◆ Exercise brief:
Word for word, set down the records and skip each picture.

(Collected data)
******
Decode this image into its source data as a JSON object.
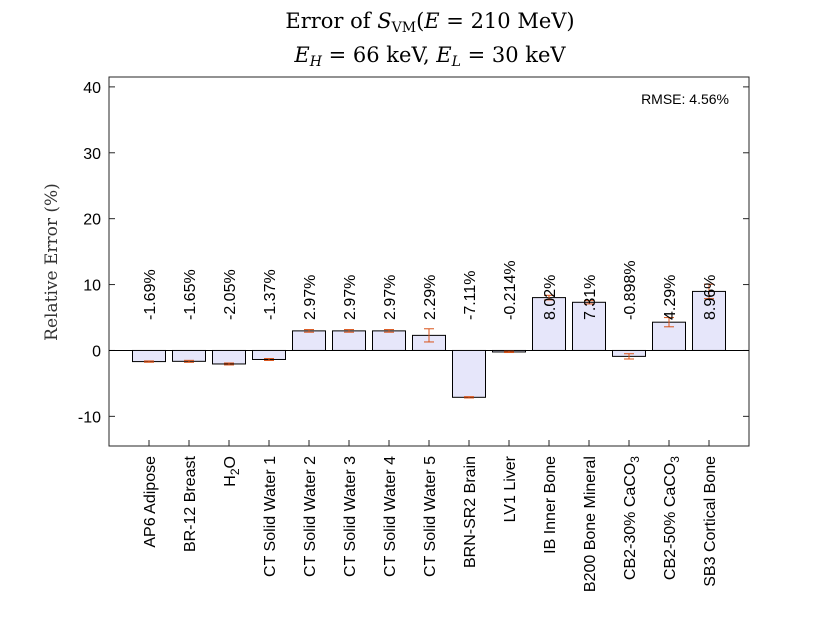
{
  "chart_data": {
    "type": "bar",
    "title_line1": "Error of S_VM(E = 210 MeV)",
    "title_line2": "E_H = 66 keV,  E_L = 30 keV",
    "ylabel": "Relative Error (%)",
    "xlabel": "",
    "ylim": [
      -14.5,
      41.5
    ],
    "yticks": [
      -10,
      0,
      10,
      20,
      30,
      40
    ],
    "annotation": "RMSE: 4.56%",
    "categories": [
      "AP6 Adipose",
      "BR-12 Breast",
      "H2O",
      "CT Solid Water 1",
      "CT Solid Water 2",
      "CT Solid Water 3",
      "CT Solid Water 4",
      "CT Solid Water 5",
      "BRN-SR2 Brain",
      "LV1 Liver",
      "IB Inner Bone",
      "B200 Bone Mineral",
      "CB2-30% CaCO3",
      "CB2-50% CaCO3",
      "SB3 Cortical Bone"
    ],
    "values": [
      -1.69,
      -1.65,
      -2.05,
      -1.37,
      2.97,
      2.97,
      2.97,
      2.29,
      -7.11,
      -0.214,
      8.02,
      7.31,
      -0.898,
      4.29,
      8.96
    ],
    "errors": [
      0.1,
      0.15,
      0.15,
      0.15,
      0.2,
      0.2,
      0.2,
      1.0,
      0.1,
      0.1,
      0.35,
      0.25,
      0.4,
      0.7,
      1.1
    ],
    "data_labels": [
      "-1.69%",
      "-1.65%",
      "-2.05%",
      "-1.37%",
      "2.97%",
      "2.97%",
      "2.97%",
      "2.29%",
      "-7.11%",
      "-0.214%",
      "8.02%",
      "7.31%",
      "-0.898%",
      "4.29%",
      "8.96%"
    ],
    "colors": {
      "bar_fill": "#e6e6fa",
      "bar_edge": "#000000",
      "error_bar": "#d95319",
      "axis": "#262626"
    }
  }
}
******
◆ Correct answer:
Decode this image into its source data as a JSON object.
{
  "chart_data": {
    "type": "bar",
    "title_line1": "Error of S_VM(E = 210 MeV)",
    "title_line2": "E_H = 66 keV,  E_L = 30 keV",
    "ylabel": "Relative Error (%)",
    "xlabel": "",
    "ylim": [
      -14.5,
      41.5
    ],
    "yticks": [
      -10,
      0,
      10,
      20,
      30,
      40
    ],
    "annotation": "RMSE: 4.56%",
    "categories": [
      "AP6 Adipose",
      "BR-12 Breast",
      "H2O",
      "CT Solid Water 1",
      "CT Solid Water 2",
      "CT Solid Water 3",
      "CT Solid Water 4",
      "CT Solid Water 5",
      "BRN-SR2 Brain",
      "LV1 Liver",
      "IB Inner Bone",
      "B200 Bone Mineral",
      "CB2-30% CaCO3",
      "CB2-50% CaCO3",
      "SB3 Cortical Bone"
    ],
    "values": [
      -1.69,
      -1.65,
      -2.05,
      -1.37,
      2.97,
      2.97,
      2.97,
      2.29,
      -7.11,
      -0.214,
      8.02,
      7.31,
      -0.898,
      4.29,
      8.96
    ],
    "errors": [
      0.1,
      0.15,
      0.15,
      0.15,
      0.2,
      0.2,
      0.2,
      1.0,
      0.1,
      0.1,
      0.35,
      0.25,
      0.4,
      0.7,
      1.1
    ],
    "data_labels": [
      "-1.69%",
      "-1.65%",
      "-2.05%",
      "-1.37%",
      "2.97%",
      "2.97%",
      "2.97%",
      "2.29%",
      "-7.11%",
      "-0.214%",
      "8.02%",
      "7.31%",
      "-0.898%",
      "4.29%",
      "8.96%"
    ],
    "colors": {
      "bar_fill": "#e6e6fa",
      "bar_edge": "#000000",
      "error_bar": "#d95319",
      "axis": "#262626"
    }
  }
}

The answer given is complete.